**Exercise objective:**
Extract the data exactly, missing nothing.

**Supplied records:**
>> Begin

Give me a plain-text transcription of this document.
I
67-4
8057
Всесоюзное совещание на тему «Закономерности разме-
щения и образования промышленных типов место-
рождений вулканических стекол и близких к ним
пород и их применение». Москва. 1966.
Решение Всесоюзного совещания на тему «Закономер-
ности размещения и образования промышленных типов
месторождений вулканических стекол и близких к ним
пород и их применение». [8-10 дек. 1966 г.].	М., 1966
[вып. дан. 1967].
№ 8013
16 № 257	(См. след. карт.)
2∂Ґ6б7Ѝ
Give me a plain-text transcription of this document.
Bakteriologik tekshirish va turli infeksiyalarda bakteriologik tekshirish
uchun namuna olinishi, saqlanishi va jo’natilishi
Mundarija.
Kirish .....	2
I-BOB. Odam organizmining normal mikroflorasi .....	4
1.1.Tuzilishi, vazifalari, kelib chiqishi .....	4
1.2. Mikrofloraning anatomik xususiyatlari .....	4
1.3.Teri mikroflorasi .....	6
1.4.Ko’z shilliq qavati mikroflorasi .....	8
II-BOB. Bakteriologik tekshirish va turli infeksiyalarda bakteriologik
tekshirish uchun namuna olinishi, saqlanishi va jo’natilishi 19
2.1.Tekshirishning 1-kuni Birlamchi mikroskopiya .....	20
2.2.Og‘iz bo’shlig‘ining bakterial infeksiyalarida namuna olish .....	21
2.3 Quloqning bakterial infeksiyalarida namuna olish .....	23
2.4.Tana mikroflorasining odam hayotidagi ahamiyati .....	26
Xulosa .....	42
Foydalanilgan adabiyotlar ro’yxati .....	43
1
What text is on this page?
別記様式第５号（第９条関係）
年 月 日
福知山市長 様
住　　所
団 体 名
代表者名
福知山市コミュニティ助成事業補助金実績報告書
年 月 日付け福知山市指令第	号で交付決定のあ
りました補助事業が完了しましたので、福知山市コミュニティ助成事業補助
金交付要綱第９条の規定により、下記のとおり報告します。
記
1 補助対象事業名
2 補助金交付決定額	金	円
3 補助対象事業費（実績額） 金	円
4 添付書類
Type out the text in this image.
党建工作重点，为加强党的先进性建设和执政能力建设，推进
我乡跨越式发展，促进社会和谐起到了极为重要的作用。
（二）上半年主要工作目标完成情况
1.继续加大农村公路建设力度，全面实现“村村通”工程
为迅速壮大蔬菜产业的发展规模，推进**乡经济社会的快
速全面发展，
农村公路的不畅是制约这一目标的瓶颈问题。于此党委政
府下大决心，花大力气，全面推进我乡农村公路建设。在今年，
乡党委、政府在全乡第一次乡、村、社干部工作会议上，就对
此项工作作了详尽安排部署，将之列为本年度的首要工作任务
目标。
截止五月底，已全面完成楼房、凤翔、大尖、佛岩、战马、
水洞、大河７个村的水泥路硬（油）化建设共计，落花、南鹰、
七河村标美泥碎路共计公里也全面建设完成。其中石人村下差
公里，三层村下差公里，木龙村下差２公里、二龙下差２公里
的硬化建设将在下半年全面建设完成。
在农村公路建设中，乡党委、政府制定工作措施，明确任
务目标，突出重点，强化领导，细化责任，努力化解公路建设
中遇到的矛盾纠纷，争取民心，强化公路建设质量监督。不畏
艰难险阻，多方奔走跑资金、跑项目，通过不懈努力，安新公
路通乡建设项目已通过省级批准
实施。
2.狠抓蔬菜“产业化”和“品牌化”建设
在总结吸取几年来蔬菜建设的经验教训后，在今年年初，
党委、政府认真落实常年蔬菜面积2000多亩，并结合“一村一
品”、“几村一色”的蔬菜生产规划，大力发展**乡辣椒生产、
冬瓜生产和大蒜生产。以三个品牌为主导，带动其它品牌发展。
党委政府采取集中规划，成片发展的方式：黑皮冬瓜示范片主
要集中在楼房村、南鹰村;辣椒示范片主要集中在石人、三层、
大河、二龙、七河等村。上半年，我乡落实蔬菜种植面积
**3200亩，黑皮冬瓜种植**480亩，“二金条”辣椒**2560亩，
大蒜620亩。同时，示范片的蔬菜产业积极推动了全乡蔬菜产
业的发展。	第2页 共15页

>> End

**Response for this exercise:**
Give me a plain-text transcription of this document.
I
67-4
8057
Всесоюзное совещание на тему «Закономерности разме-
щения и образования промышленных типов место-
рождений вулканических стекол и близких к ним
пород и их применение». Москва. 1966.
Решение Всесоюзного совещания на тему «Закономер-
ности размещения и образования промышленных типов
месторождений вулканических стекол и близких к ним
пород и их применение». [8-10 дек. 1966 г.].	М., 1966
[вып. дан. 1967].
№ 8013
16 № 257	(См. след. карт.)
2∂Ґ6б7Ѝ
Give me a plain-text transcription of this document.
Bakteriologik tekshirish va turli infeksiyalarda bakteriologik tekshirish
uchun namuna olinishi, saqlanishi va jo’natilishi
Mundarija.
Kirish .....	2
I-BOB. Odam organizmining normal mikroflorasi .....	4
1.1.Tuzilishi, vazifalari, kelib chiqishi .....	4
1.2. Mikrofloraning anatomik xususiyatlari .....	4
1.3.Teri mikroflorasi .....	6
1.4.Ko’z shilliq qavati mikroflorasi .....	8
II-BOB. Bakteriologik tekshirish va turli infeksiyalarda bakteriologik
tekshirish uchun namuna olinishi, saqlanishi va jo’natilishi 19
2.1.Tekshirishning 1-kuni Birlamchi mikroskopiya .....	20
2.2.Og‘iz bo’shlig‘ining bakterial infeksiyalarida namuna olish .....	21
2.3 Quloqning bakterial infeksiyalarida namuna olish .....	23
2.4.Tana mikroflorasining odam hayotidagi ahamiyati .....	26
Xulosa .....	42
Foydalanilgan adabiyotlar ro’yxati .....	43
1
What text is on this page?
別記様式第５号（第９条関係）
年 月 日
福知山市長 様
住　　所
団 体 名
代表者名
福知山市コミュニティ助成事業補助金実績報告書
年 月 日付け福知山市指令第	号で交付決定のあ
りました補助事業が完了しましたので、福知山市コミュニティ助成事業補助
金交付要綱第９条の規定により、下記のとおり報告します。
記
1 補助対象事業名
2 補助金交付決定額	金	円
3 補助対象事業費（実績額） 金	円
4 添付書類
Type out the text in this image.
党建工作重点，为加强党的先进性建设和执政能力建设，推进
我乡跨越式发展，促进社会和谐起到了极为重要的作用。
（二）上半年主要工作目标完成情况
1.继续加大农村公路建设力度，全面实现“村村通”工程
为迅速壮大蔬菜产业的发展规模，推进**乡经济社会的快
速全面发展，
农村公路的不畅是制约这一目标的瓶颈问题。于此党委政
府下大决心，花大力气，全面推进我乡农村公路建设。在今年，
乡党委、政府在全乡第一次乡、村、社干部工作会议上，就对
此项工作作了详尽安排部署，将之列为本年度的首要工作任务
目标。
截止五月底，已全面完成楼房、凤翔、大尖、佛岩、战马、
水洞、大河７个村的水泥路硬（油）化建设共计，落花、南鹰、
七河村标美泥碎路共计公里也全面建设完成。其中石人村下差
公里，三层村下差公里，木龙村下差２公里、二龙下差２公里
的硬化建设将在下半年全面建设完成。
在农村公路建设中，乡党委、政府制定工作措施，明确任
务目标，突出重点，强化领导，细化责任，努力化解公路建设
中遇到的矛盾纠纷，争取民心，强化公路建设质量监督。不畏
艰难险阻，多方奔走跑资金、跑项目，通过不懈努力，安新公
路通乡建设项目已通过省级批准
实施。
2.狠抓蔬菜“产业化”和“品牌化”建设
在总结吸取几年来蔬菜建设的经验教训后，在今年年初，
党委、政府认真落实常年蔬菜面积2000多亩，并结合“一村一
品”、“几村一色”的蔬菜生产规划，大力发展**乡辣椒生产、
冬瓜生产和大蒜生产。以三个品牌为主导，带动其它品牌发展。
党委政府采取集中规划，成片发展的方式：黑皮冬瓜示范片主
要集中在楼房村、南鹰村;辣椒示范片主要集中在石人、三层、
大河、二龙、七河等村。上半年，我乡落实蔬菜种植面积
**3200亩，黑皮冬瓜种植**480亩，“二金条”辣椒**2560亩，
大蒜620亩。同时，示范片的蔬菜产业积极推动了全乡蔬菜产
业的发展。	第2页 共15页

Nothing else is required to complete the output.